__YOUR TASK__:
Copy each line holding the string "Economy".

__INPUT DATA__:
==============================
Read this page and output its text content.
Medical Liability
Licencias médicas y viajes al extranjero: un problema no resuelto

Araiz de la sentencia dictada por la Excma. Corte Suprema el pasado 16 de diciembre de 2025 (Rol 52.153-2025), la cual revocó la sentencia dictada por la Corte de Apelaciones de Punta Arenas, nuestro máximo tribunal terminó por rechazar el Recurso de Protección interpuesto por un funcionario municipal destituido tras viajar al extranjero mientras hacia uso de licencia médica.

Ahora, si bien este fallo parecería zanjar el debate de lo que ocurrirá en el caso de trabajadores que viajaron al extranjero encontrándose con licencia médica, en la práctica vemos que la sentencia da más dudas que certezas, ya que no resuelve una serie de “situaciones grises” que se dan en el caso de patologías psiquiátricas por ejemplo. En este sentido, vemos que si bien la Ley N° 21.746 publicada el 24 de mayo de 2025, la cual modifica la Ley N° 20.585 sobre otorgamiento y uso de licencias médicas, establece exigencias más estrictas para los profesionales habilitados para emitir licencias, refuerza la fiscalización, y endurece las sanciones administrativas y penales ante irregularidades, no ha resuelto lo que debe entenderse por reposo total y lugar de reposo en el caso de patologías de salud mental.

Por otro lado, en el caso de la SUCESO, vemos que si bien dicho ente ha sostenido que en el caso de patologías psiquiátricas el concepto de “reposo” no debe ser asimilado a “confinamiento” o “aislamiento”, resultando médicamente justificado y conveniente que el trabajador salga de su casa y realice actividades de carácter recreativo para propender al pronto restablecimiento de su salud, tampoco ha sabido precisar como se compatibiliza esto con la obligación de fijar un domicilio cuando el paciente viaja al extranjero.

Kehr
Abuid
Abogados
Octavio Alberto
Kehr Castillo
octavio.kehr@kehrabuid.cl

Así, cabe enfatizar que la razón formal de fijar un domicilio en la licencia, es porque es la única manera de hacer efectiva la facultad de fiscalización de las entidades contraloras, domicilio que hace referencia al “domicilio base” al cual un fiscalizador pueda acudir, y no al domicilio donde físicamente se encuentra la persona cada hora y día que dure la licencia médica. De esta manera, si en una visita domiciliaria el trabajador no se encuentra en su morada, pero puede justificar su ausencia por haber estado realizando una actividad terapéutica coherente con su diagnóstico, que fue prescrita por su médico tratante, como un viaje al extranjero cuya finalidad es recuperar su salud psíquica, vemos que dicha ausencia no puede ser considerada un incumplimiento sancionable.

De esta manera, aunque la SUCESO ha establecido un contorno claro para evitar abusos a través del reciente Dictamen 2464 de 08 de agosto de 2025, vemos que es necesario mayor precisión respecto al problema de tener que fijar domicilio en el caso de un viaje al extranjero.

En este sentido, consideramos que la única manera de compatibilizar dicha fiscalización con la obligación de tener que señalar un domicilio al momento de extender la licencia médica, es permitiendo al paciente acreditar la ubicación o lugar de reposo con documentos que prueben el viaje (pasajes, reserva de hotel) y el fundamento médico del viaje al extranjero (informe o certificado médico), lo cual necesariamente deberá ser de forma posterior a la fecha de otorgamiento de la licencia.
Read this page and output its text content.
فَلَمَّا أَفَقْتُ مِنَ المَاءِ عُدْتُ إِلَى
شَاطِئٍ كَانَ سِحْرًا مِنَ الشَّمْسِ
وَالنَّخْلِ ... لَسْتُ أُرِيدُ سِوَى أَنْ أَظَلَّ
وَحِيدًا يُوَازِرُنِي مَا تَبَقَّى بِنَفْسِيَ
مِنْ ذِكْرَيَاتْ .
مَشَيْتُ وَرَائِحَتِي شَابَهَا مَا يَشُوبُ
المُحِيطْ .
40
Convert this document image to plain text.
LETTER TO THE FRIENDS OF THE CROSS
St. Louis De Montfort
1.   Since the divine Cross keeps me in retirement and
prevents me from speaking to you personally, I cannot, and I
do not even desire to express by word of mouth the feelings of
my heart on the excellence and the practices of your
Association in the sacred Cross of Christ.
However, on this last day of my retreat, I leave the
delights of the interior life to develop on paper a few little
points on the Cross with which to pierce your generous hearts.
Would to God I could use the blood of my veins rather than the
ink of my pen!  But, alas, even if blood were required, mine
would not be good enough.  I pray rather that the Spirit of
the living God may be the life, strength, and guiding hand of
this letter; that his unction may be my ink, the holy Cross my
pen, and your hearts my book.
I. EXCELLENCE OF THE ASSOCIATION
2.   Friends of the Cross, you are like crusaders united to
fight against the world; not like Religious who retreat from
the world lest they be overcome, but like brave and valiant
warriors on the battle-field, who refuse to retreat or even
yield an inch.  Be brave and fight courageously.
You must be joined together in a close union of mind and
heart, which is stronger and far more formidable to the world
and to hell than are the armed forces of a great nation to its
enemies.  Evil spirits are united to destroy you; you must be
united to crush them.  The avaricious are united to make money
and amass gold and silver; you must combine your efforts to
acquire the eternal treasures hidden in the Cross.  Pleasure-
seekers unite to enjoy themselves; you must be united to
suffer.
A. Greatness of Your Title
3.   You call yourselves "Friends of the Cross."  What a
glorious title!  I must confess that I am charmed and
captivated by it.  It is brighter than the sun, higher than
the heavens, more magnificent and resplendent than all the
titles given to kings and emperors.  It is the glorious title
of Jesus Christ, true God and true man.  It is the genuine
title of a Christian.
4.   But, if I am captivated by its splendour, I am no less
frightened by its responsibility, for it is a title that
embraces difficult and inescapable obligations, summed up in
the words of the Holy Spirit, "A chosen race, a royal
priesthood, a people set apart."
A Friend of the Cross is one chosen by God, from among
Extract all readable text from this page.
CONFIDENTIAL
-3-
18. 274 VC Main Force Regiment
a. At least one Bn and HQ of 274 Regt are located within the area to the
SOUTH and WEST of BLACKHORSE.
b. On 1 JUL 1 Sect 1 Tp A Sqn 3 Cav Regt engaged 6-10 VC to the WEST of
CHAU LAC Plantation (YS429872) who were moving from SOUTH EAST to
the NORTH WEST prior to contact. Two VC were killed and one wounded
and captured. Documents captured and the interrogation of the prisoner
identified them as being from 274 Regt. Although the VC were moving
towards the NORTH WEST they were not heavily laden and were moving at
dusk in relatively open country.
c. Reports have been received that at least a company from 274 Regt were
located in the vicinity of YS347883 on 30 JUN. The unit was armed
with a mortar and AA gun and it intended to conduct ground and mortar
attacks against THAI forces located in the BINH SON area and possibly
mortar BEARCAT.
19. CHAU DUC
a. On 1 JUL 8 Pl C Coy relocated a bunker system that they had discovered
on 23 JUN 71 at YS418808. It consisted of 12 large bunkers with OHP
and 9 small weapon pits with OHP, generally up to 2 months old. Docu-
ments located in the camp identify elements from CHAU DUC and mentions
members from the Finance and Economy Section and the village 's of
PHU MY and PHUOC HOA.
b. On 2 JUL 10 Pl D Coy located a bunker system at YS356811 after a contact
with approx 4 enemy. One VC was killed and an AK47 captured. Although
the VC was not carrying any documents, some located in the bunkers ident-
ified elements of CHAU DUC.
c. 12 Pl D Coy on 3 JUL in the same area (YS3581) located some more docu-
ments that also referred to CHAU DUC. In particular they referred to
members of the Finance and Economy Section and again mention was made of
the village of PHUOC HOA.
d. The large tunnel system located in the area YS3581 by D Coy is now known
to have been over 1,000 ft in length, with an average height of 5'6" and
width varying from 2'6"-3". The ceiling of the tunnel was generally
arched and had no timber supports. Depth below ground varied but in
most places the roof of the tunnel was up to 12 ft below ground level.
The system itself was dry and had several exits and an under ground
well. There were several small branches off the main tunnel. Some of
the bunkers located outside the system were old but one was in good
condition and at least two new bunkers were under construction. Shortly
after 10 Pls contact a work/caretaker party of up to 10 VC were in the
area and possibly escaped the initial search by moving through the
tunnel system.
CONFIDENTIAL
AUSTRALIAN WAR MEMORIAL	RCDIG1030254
==============================
__OUTPUT FOR THIS TASK__:
members from the Finance and Economy Section and the village 's of
members of the Finance and Economy Section and again mention was made of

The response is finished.